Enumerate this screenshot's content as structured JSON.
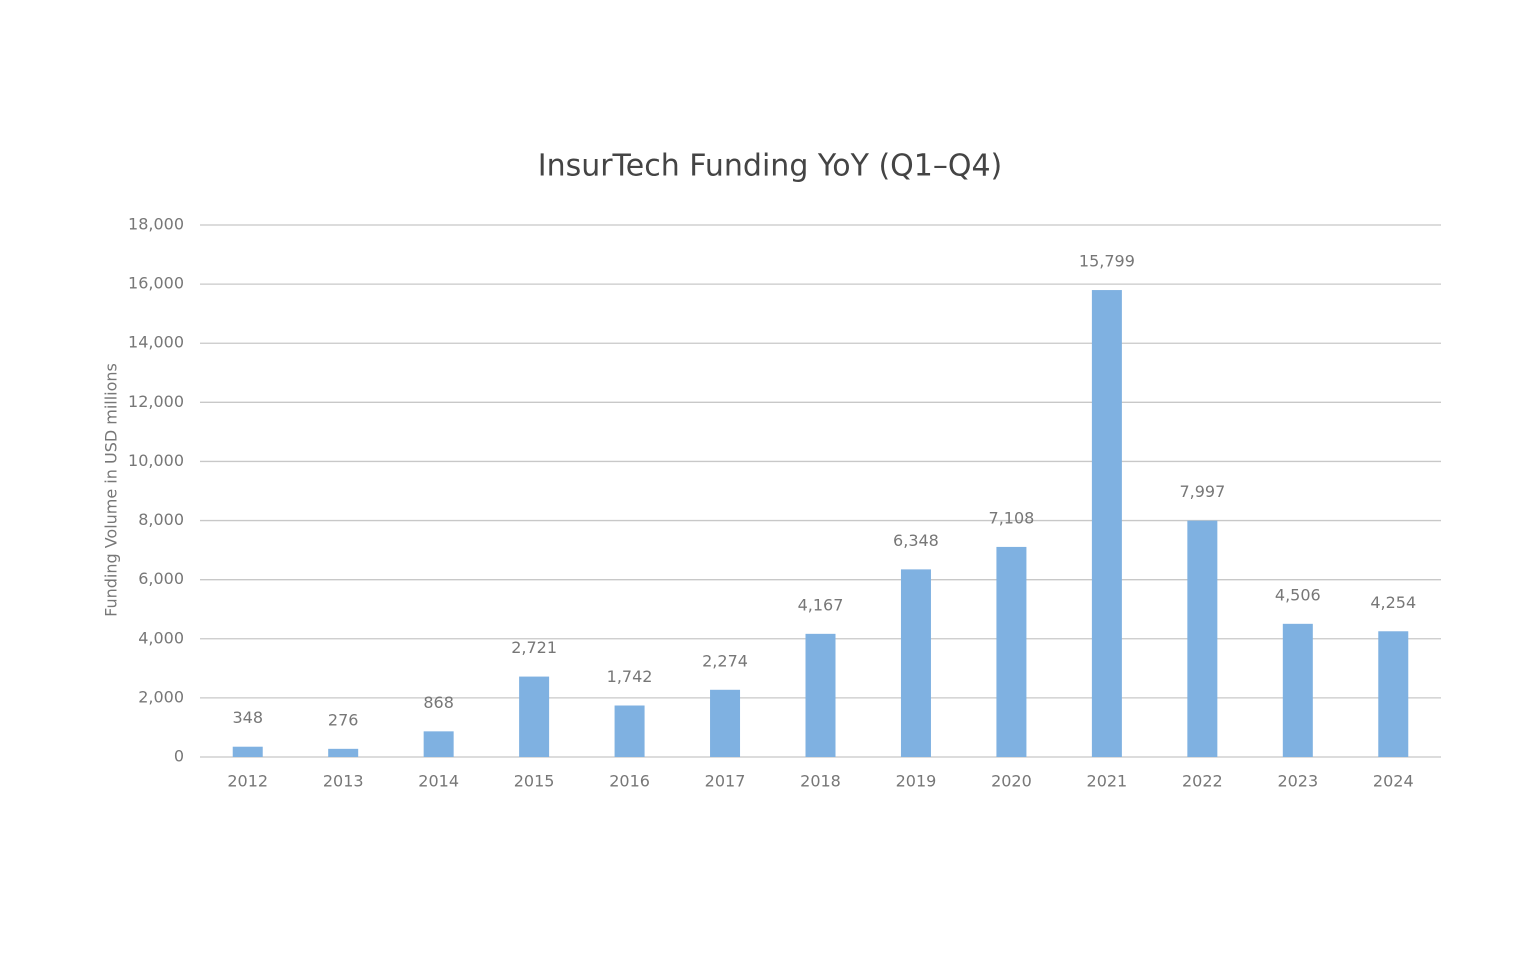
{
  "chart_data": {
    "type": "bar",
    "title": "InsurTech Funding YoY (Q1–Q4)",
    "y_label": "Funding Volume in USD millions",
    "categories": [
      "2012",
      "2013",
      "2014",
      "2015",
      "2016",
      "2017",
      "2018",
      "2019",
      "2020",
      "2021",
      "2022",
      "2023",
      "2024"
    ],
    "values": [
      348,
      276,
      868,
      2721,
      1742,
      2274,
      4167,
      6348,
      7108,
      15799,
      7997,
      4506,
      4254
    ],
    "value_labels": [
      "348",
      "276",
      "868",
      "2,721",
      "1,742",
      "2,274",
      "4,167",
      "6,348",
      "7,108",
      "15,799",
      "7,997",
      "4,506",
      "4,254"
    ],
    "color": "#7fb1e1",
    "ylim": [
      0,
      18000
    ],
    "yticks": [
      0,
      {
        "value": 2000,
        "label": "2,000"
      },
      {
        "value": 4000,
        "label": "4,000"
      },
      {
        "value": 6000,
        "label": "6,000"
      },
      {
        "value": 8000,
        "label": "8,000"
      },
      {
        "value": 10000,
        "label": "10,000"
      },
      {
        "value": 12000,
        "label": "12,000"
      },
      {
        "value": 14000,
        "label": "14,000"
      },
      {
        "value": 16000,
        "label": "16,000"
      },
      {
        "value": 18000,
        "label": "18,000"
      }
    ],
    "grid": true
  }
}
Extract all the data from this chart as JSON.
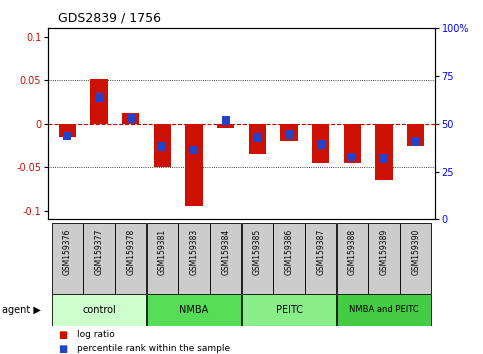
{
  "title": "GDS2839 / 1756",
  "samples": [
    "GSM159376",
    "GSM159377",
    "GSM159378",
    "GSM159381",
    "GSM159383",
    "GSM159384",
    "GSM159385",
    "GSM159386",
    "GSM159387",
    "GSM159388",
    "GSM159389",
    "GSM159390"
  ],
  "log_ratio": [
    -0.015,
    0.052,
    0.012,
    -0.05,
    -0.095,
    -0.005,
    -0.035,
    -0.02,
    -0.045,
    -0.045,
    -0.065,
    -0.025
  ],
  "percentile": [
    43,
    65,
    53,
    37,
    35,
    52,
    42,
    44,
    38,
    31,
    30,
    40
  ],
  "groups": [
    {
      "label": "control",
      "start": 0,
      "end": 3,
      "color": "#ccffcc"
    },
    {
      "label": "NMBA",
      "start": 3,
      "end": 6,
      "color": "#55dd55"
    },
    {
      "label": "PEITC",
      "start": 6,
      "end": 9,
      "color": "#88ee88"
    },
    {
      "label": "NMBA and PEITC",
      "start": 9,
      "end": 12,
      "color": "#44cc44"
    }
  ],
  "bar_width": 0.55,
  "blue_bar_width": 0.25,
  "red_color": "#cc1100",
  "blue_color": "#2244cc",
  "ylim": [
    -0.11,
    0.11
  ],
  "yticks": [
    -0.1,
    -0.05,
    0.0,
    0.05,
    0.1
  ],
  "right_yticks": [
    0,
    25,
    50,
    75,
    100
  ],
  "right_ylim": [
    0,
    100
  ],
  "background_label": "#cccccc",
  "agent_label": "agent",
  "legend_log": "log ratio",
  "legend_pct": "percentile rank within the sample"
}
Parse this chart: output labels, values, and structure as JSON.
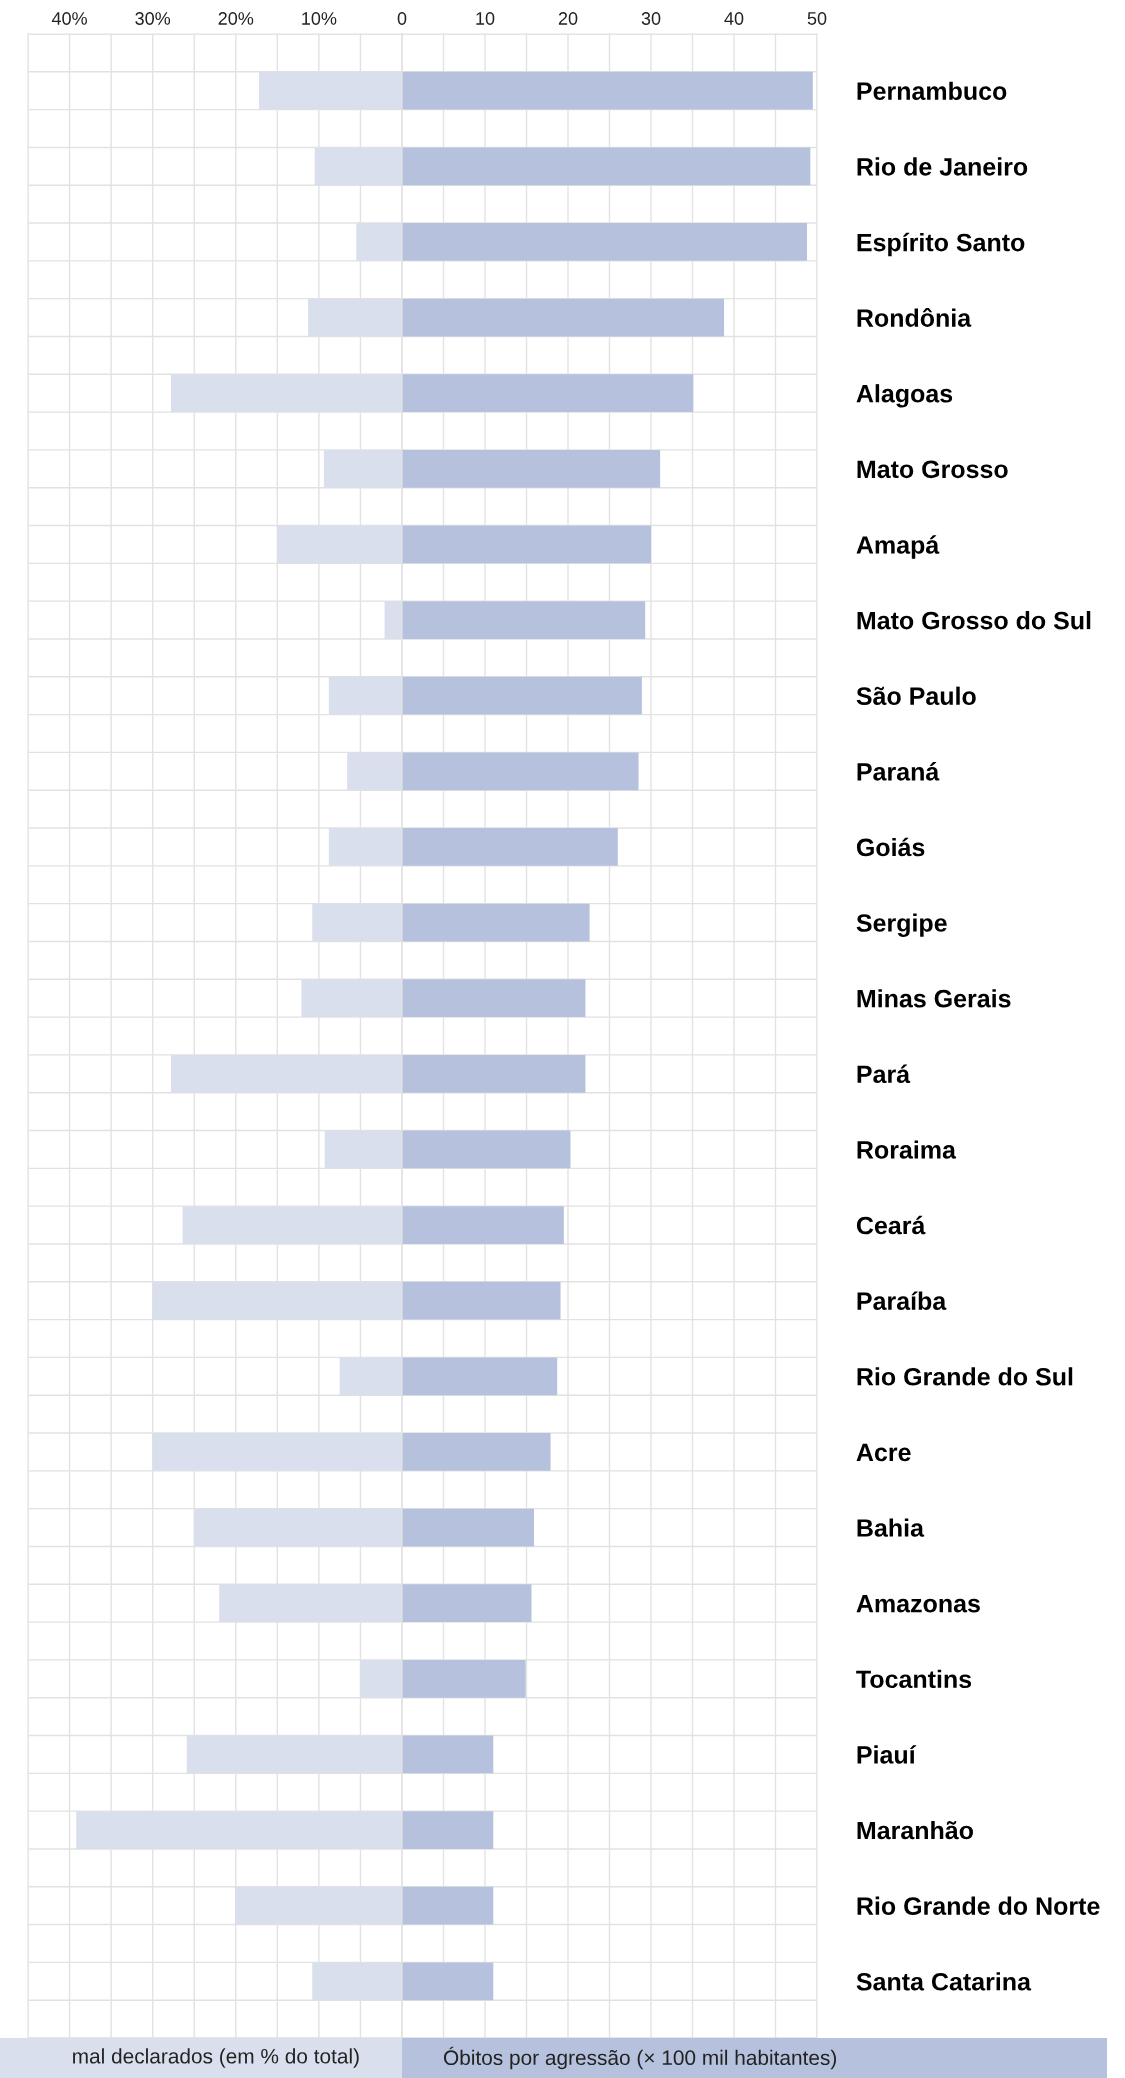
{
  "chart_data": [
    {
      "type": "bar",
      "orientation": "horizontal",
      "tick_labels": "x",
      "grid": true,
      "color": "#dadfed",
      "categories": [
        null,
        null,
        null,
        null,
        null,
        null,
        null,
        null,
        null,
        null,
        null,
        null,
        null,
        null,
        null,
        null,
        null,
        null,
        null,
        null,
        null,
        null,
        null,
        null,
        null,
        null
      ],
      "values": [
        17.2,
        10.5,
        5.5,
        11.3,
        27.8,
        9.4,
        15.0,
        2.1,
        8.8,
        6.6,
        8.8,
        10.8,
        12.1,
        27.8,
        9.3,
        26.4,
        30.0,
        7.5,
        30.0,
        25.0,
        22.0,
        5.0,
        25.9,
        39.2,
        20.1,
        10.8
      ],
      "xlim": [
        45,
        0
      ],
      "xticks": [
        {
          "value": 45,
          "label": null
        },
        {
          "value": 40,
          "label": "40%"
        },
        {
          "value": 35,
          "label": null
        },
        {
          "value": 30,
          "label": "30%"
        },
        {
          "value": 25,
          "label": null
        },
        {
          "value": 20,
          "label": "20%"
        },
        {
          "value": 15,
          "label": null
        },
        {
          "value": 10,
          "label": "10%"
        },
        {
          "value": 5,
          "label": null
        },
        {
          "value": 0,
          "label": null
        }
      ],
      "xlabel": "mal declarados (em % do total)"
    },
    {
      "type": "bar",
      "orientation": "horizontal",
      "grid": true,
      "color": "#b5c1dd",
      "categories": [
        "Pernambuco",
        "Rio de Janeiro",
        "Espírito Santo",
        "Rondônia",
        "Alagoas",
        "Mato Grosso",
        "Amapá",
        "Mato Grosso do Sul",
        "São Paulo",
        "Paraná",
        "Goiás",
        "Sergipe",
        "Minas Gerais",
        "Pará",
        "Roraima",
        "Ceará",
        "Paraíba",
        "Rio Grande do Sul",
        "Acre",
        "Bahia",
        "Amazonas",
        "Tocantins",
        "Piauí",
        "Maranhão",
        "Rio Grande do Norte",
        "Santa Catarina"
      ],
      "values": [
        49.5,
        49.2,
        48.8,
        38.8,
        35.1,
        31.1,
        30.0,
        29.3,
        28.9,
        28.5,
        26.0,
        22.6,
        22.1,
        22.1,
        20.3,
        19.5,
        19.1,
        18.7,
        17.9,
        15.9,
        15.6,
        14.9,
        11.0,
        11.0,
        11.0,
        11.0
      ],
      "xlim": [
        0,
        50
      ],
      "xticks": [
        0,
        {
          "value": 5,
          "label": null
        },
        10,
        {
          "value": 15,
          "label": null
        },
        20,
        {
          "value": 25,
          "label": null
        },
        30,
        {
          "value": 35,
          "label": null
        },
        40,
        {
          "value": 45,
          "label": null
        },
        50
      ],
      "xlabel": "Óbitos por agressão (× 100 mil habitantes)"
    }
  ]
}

──────────────────────────────

TO DO -
Every entry above needs to be retyped exactly; drop the pictures.

ANSWER TO THIS PROBLEM -
Enumerate this screenshot's content as structured JSON.
{
  "chart_data": {
    "type": "bar",
    "title": "InsurTech Funding YoY (Q1–Q4)",
    "y_label": "Funding Volume in USD millions",
    "categories": [
      "2012",
      "2013",
      "2014",
      "2015",
      "2016",
      "2017",
      "2018",
      "2019",
      "2020",
      "2021",
      "2022",
      "2023",
      "2024"
    ],
    "values": [
      348,
      276,
      868,
      2721,
      1742,
      2274,
      4167,
      6348,
      7108,
      15799,
      7997,
      4506,
      4254
    ],
    "value_labels": [
      "348",
      "276",
      "868",
      "2,721",
      "1,742",
      "2,274",
      "4,167",
      "6,348",
      "7,108",
      "15,799",
      "7,997",
      "4,506",
      "4,254"
    ],
    "color": "#7fb1e1",
    "ylim": [
      0,
      18000
    ],
    "yticks": [
      0,
      {
        "value": 2000,
        "label": "2,000"
      },
      {
        "value": 4000,
        "label": "4,000"
      },
      {
        "value": 6000,
        "label": "6,000"
      },
      {
        "value": 8000,
        "label": "8,000"
      },
      {
        "value": 10000,
        "label": "10,000"
      },
      {
        "value": 12000,
        "label": "12,000"
      },
      {
        "value": 14000,
        "label": "14,000"
      },
      {
        "value": 16000,
        "label": "16,000"
      },
      {
        "value": 18000,
        "label": "18,000"
      }
    ],
    "grid": true
  }
}
Extract all the data from this chart as JSON.
{
  "title": "GDS2839 / 1756",
  "samples": [
    "GSM159376",
    "GSM159377",
    "GSM159378",
    "GSM159381",
    "GSM159383",
    "GSM159384",
    "GSM159385",
    "GSM159386",
    "GSM159387",
    "GSM159388",
    "GSM159389",
    "GSM159390"
  ],
  "log_ratio": [
    -0.015,
    0.052,
    0.012,
    -0.05,
    -0.095,
    -0.005,
    -0.035,
    -0.02,
    -0.045,
    -0.045,
    -0.065,
    -0.025
  ],
  "percentile": [
    43,
    65,
    53,
    37,
    35,
    52,
    42,
    44,
    38,
    31,
    30,
    40
  ],
  "groups": [
    {
      "label": "control",
      "start": 0,
      "end": 3,
      "color": "#ccffcc"
    },
    {
      "label": "NMBA",
      "start": 3,
      "end": 6,
      "color": "#55dd55"
    },
    {
      "label": "PEITC",
      "start": 6,
      "end": 9,
      "color": "#88ee88"
    },
    {
      "label": "NMBA and PEITC",
      "start": 9,
      "end": 12,
      "color": "#44cc44"
    }
  ],
  "bar_width": 0.55,
  "blue_bar_width": 0.25,
  "red_color": "#cc1100",
  "blue_color": "#2244cc",
  "ylim": [
    -0.11,
    0.11
  ],
  "yticks": [
    -0.1,
    -0.05,
    0.0,
    0.05,
    0.1
  ],
  "right_yticks": [
    0,
    25,
    50,
    75,
    100
  ],
  "right_ylim": [
    0,
    100
  ],
  "background_label": "#cccccc",
  "agent_label": "agent",
  "legend_log": "log ratio",
  "legend_pct": "percentile rank within the sample"
}
Parse this chart: output labels, values, and structure as JSON.
{
  "chart_data": [
    {
      "type": "bar",
      "orientation": "horizontal",
      "tick_labels": "x",
      "grid": true,
      "color": "#dadfed",
      "categories": [
        null,
        null,
        null,
        null,
        null,
        null,
        null,
        null,
        null,
        null,
        null,
        null,
        null,
        null,
        null,
        null,
        null,
        null,
        null,
        null,
        null,
        null,
        null,
        null,
        null,
        null
      ],
      "values": [
        17.2,
        10.5,
        5.5,
        11.3,
        27.8,
        9.4,
        15.0,
        2.1,
        8.8,
        6.6,
        8.8,
        10.8,
        12.1,
        27.8,
        9.3,
        26.4,
        30.0,
        7.5,
        30.0,
        25.0,
        22.0,
        5.0,
        25.9,
        39.2,
        20.1,
        10.8
      ],
      "xlim": [
        45,
        0
      ],
      "xticks": [
        {
          "value": 45,
          "label": null
        },
        {
          "value": 40,
          "label": "40%"
        },
        {
          "value": 35,
          "label": null
        },
        {
          "value": 30,
          "label": "30%"
        },
        {
          "value": 25,
          "label": null
        },
        {
          "value": 20,
          "label": "20%"
        },
        {
          "value": 15,
          "label": null
        },
        {
          "value": 10,
          "label": "10%"
        },
        {
          "value": 5,
          "label": null
        },
        {
          "value": 0,
          "label": null
        }
      ],
      "xlabel": "mal declarados (em % do total)"
    },
    {
      "type": "bar",
      "orientation": "horizontal",
      "grid": true,
      "color": "#b5c1dd",
      "categories": [
        "Pernambuco",
        "Rio de Janeiro",
        "Espírito Santo",
        "Rondônia",
        "Alagoas",
        "Mato Grosso",
        "Amapá",
        "Mato Grosso do Sul",
        "São Paulo",
        "Paraná",
        "Goiás",
        "Sergipe",
        "Minas Gerais",
        "Pará",
        "Roraima",
        "Ceará",
        "Paraíba",
        "Rio Grande do Sul",
        "Acre",
        "Bahia",
        "Amazonas",
        "Tocantins",
        "Piauí",
        "Maranhão",
        "Rio Grande do Norte",
        "Santa Catarina"
      ],
      "values": [
        49.5,
        49.2,
        48.8,
        38.8,
        35.1,
        31.1,
        30.0,
        29.3,
        28.9,
        28.5,
        26.0,
        22.6,
        22.1,
        22.1,
        20.3,
        19.5,
        19.1,
        18.7,
        17.9,
        15.9,
        15.6,
        14.9,
        11.0,
        11.0,
        11.0,
        11.0
      ],
      "xlim": [
        0,
        50
      ],
      "xticks": [
        0,
        {
          "value": 5,
          "label": null
        },
        10,
        {
          "value": 15,
          "label": null
        },
        20,
        {
          "value": 25,
          "label": null
        },
        30,
        {
          "value": 35,
          "label": null
        },
        40,
        {
          "value": 45,
          "label": null
        },
        50
      ],
      "xlabel": "Óbitos por agressão (× 100 mil habitantes)"
    }
  ]
}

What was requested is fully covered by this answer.